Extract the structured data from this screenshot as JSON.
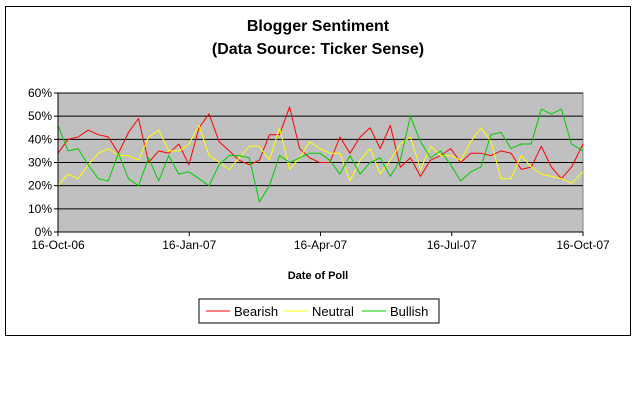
{
  "chart_data": {
    "type": "line",
    "title": "Blogger Sentiment",
    "subtitle": "(Data Source:  Ticker Sense)",
    "xlabel": "Date of Poll",
    "ylabel": "",
    "x_tick_labels": [
      "16-Oct-06",
      "16-Jan-07",
      "16-Apr-07",
      "16-Jul-07",
      "16-Oct-07"
    ],
    "x_range": [
      "2006-10-16",
      "2007-10-16"
    ],
    "y_tick_labels": [
      "0%",
      "10%",
      "20%",
      "30%",
      "40%",
      "50%",
      "60%"
    ],
    "ylim": [
      0,
      60
    ],
    "y_unit": "%",
    "grid": "horizontal",
    "plot_background": "#c0c0c0",
    "legend_position": "bottom",
    "x": [
      "2006-10-16",
      "2006-10-23",
      "2006-10-30",
      "2006-11-06",
      "2006-11-13",
      "2006-11-20",
      "2006-11-27",
      "2006-12-04",
      "2006-12-11",
      "2006-12-18",
      "2006-12-25",
      "2007-01-01",
      "2007-01-08",
      "2007-01-15",
      "2007-01-22",
      "2007-01-29",
      "2007-02-05",
      "2007-02-12",
      "2007-02-19",
      "2007-02-26",
      "2007-03-05",
      "2007-03-12",
      "2007-03-19",
      "2007-03-26",
      "2007-04-02",
      "2007-04-09",
      "2007-04-16",
      "2007-04-23",
      "2007-04-30",
      "2007-05-07",
      "2007-05-14",
      "2007-05-21",
      "2007-05-28",
      "2007-06-04",
      "2007-06-11",
      "2007-06-18",
      "2007-06-25",
      "2007-07-02",
      "2007-07-09",
      "2007-07-16",
      "2007-07-23",
      "2007-07-30",
      "2007-08-06",
      "2007-08-13",
      "2007-08-20",
      "2007-08-27",
      "2007-09-03",
      "2007-09-10",
      "2007-09-17",
      "2007-09-24",
      "2007-10-01",
      "2007-10-08",
      "2007-10-16"
    ],
    "series": [
      {
        "name": "Bearish",
        "color": "#ff0000",
        "values": [
          34,
          40,
          41,
          44,
          42,
          41,
          34,
          43,
          49,
          30,
          35,
          34,
          38,
          29,
          45,
          51,
          39,
          35,
          31,
          29,
          31,
          42,
          42,
          54,
          36,
          32,
          30,
          30,
          41,
          34,
          41,
          45,
          36,
          46,
          28,
          32,
          24,
          31,
          33,
          36,
          30,
          34,
          34,
          33,
          35,
          34,
          27,
          28,
          37,
          28,
          23,
          28,
          38
        ]
      },
      {
        "name": "Neutral",
        "color": "#ffff00",
        "values": [
          20,
          25,
          23,
          29,
          34,
          36,
          33,
          33,
          31,
          41,
          44,
          35,
          35,
          38,
          46,
          33,
          30,
          27,
          32,
          37,
          37,
          31,
          45,
          27,
          32,
          39,
          36,
          34,
          34,
          22,
          31,
          36,
          25,
          31,
          38,
          41,
          27,
          37,
          33,
          33,
          31,
          39,
          45,
          39,
          23,
          23,
          33,
          28,
          25,
          24,
          23,
          21,
          26
        ]
      },
      {
        "name": "Bullish",
        "color": "#00cc00",
        "values": [
          46,
          35,
          36,
          29,
          23,
          22,
          34,
          23,
          20,
          32,
          22,
          33,
          25,
          26,
          23,
          20,
          29,
          33,
          33,
          32,
          13,
          20,
          33,
          30,
          32,
          34,
          34,
          31,
          25,
          33,
          25,
          30,
          32,
          24,
          31,
          50,
          39,
          32,
          35,
          29,
          22,
          26,
          28,
          42,
          43,
          36,
          38,
          38,
          53,
          51,
          53,
          38,
          35
        ]
      }
    ]
  }
}
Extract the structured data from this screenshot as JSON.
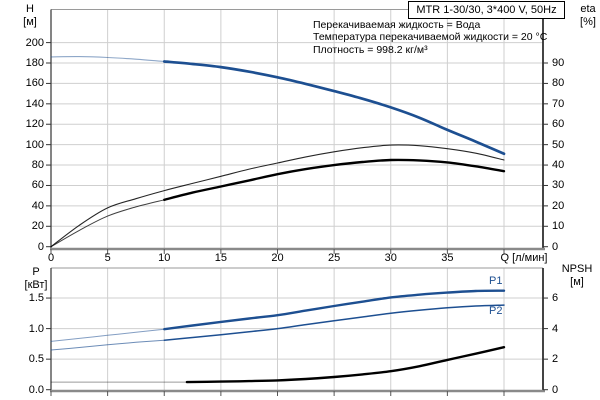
{
  "colors": {
    "curve_blue": "#1d4f91",
    "curve_black": "#000000",
    "grid": "#cfcfcf",
    "axis_gray": "#8a8a8a",
    "frame_dark": "#303030",
    "text": "#000000"
  },
  "chart_data": [
    {
      "id": "head-and-efficiency",
      "type": "line",
      "title": "MTR 1-30/30, 3*400 V, 50Hz",
      "annotations": [
        "Перекачиваемая жидкость = Вода",
        "Температура перекачиваемой жидкости = 20 °C",
        "Плотность = 998.2 кг/м³"
      ],
      "x_axis": {
        "label": "Q [л/мин]",
        "min": 0,
        "max": 40,
        "ticks": [
          0,
          5,
          10,
          15,
          20,
          25,
          30,
          35,
          40
        ],
        "tick_labels": [
          "0",
          "5",
          "10",
          "15",
          "20",
          "25",
          "30",
          "35",
          ""
        ]
      },
      "y_left": {
        "label": "H",
        "unit": "[м]",
        "min": 0,
        "max": 200,
        "ticks": [
          0,
          20,
          40,
          60,
          80,
          100,
          120,
          140,
          160,
          180,
          200
        ]
      },
      "y_right": {
        "label": "eta",
        "unit": "[%]",
        "min": 0,
        "max": 90,
        "ticks": [
          0,
          10,
          20,
          30,
          40,
          50,
          60,
          70,
          80,
          90
        ]
      },
      "grid": true,
      "series": [
        {
          "name": "H",
          "axis": "left",
          "color": "curve_blue",
          "thick_from_q": 10,
          "points": [
            [
              0,
              186
            ],
            [
              2.5,
              186.3
            ],
            [
              5,
              185.4
            ],
            [
              7.5,
              183.7
            ],
            [
              10,
              181.5
            ],
            [
              12.5,
              179
            ],
            [
              15,
              176
            ],
            [
              17.5,
              171.5
            ],
            [
              20,
              166
            ],
            [
              22.5,
              159.5
            ],
            [
              25,
              152.5
            ],
            [
              27.5,
              145
            ],
            [
              30,
              136.5
            ],
            [
              32.5,
              126.5
            ],
            [
              35,
              114.5
            ],
            [
              37.5,
              103
            ],
            [
              40,
              91
            ]
          ]
        },
        {
          "name": "eta_pump",
          "axis": "right",
          "color": "curve_black",
          "points": [
            [
              0,
              0
            ],
            [
              2.5,
              10.5
            ],
            [
              5,
              19
            ],
            [
              7.5,
              23.5
            ],
            [
              10,
              27.5
            ],
            [
              12.5,
              31
            ],
            [
              15,
              34.5
            ],
            [
              17.5,
              38
            ],
            [
              20,
              41
            ],
            [
              22.5,
              44
            ],
            [
              25,
              46.5
            ],
            [
              27.5,
              48.5
            ],
            [
              30,
              49.8
            ],
            [
              32.5,
              49.5
            ],
            [
              35,
              48
            ],
            [
              37.5,
              45.8
            ],
            [
              40,
              42.5
            ]
          ]
        },
        {
          "name": "eta_total",
          "axis": "right",
          "color": "curve_black",
          "thick_from_q": 10,
          "points": [
            [
              0,
              0
            ],
            [
              2.5,
              8
            ],
            [
              5,
              15
            ],
            [
              7.5,
              19.5
            ],
            [
              10,
              23
            ],
            [
              12.5,
              26.5
            ],
            [
              15,
              29.5
            ],
            [
              17.5,
              32.5
            ],
            [
              20,
              35.5
            ],
            [
              22.5,
              38
            ],
            [
              25,
              40
            ],
            [
              27.5,
              41.5
            ],
            [
              30,
              42.5
            ],
            [
              32.5,
              42.3
            ],
            [
              35,
              41.3
            ],
            [
              37.5,
              39.4
            ],
            [
              40,
              37
            ]
          ]
        }
      ]
    },
    {
      "id": "power-and-npsh",
      "type": "line",
      "x_axis": {
        "label": "",
        "min": 0,
        "max": 40,
        "ticks": [
          0,
          5,
          10,
          15,
          20,
          25,
          30,
          35,
          40
        ],
        "tick_labels": [
          "",
          "",
          "",
          "",
          "",
          "",
          "",
          "",
          ""
        ]
      },
      "y_left": {
        "label": "P",
        "unit": "[кВт]",
        "min": 0,
        "max": 1.5,
        "ticks": [
          "0.0",
          "0.5",
          "1.0",
          "1.5"
        ]
      },
      "y_right": {
        "label": "NPSH",
        "unit": "[м]",
        "min": 0,
        "max": 6,
        "ticks": [
          0,
          2,
          4,
          6
        ]
      },
      "grid": true,
      "series": [
        {
          "name": "P1",
          "label": "P1",
          "axis": "left",
          "color": "curve_blue",
          "thick_from_q": 10,
          "points": [
            [
              0,
              0.79
            ],
            [
              2.5,
              0.84
            ],
            [
              5,
              0.89
            ],
            [
              7.5,
              0.94
            ],
            [
              10,
              0.99
            ],
            [
              12.5,
              1.05
            ],
            [
              15,
              1.11
            ],
            [
              17.5,
              1.165
            ],
            [
              20,
              1.22
            ],
            [
              22.5,
              1.295
            ],
            [
              25,
              1.37
            ],
            [
              27.5,
              1.44
            ],
            [
              30,
              1.51
            ],
            [
              32.5,
              1.555
            ],
            [
              35,
              1.59
            ],
            [
              37.5,
              1.615
            ],
            [
              40,
              1.62
            ]
          ]
        },
        {
          "name": "P2",
          "label": "P2",
          "axis": "left",
          "color": "curve_blue",
          "thick_from_q": 10,
          "points": [
            [
              0,
              0.65
            ],
            [
              2.5,
              0.69
            ],
            [
              5,
              0.735
            ],
            [
              7.5,
              0.775
            ],
            [
              10,
              0.81
            ],
            [
              12.5,
              0.855
            ],
            [
              15,
              0.9
            ],
            [
              17.5,
              0.95
            ],
            [
              20,
              1.0
            ],
            [
              22.5,
              1.065
            ],
            [
              25,
              1.13
            ],
            [
              27.5,
              1.19
            ],
            [
              30,
              1.25
            ],
            [
              32.5,
              1.3
            ],
            [
              35,
              1.34
            ],
            [
              37.5,
              1.37
            ],
            [
              40,
              1.385
            ]
          ]
        },
        {
          "name": "NPSH",
          "label": "NPSH",
          "axis": "right",
          "color": "curve_black",
          "thick_from_q": 12,
          "points": [
            [
              0,
              0.5
            ],
            [
              4,
              0.5
            ],
            [
              8,
              0.5
            ],
            [
              12,
              0.5
            ],
            [
              15,
              0.53
            ],
            [
              17.5,
              0.56
            ],
            [
              20,
              0.61
            ],
            [
              22.5,
              0.7
            ],
            [
              25,
              0.83
            ],
            [
              27.5,
              1.0
            ],
            [
              30,
              1.21
            ],
            [
              32.5,
              1.53
            ],
            [
              35,
              1.95
            ],
            [
              37.5,
              2.36
            ],
            [
              40,
              2.78
            ]
          ]
        }
      ]
    }
  ]
}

------------------------------------------------

Report all lines of the data that include the word "name".

        "name": "Bearish",
        "name": "Neutral",
        "name": "Bullish",
          "name": "H",
          "name": "eta_pump",
          "name": "eta_total",
          "name": "P1",
          "name": "P2",
          "name": "NPSH",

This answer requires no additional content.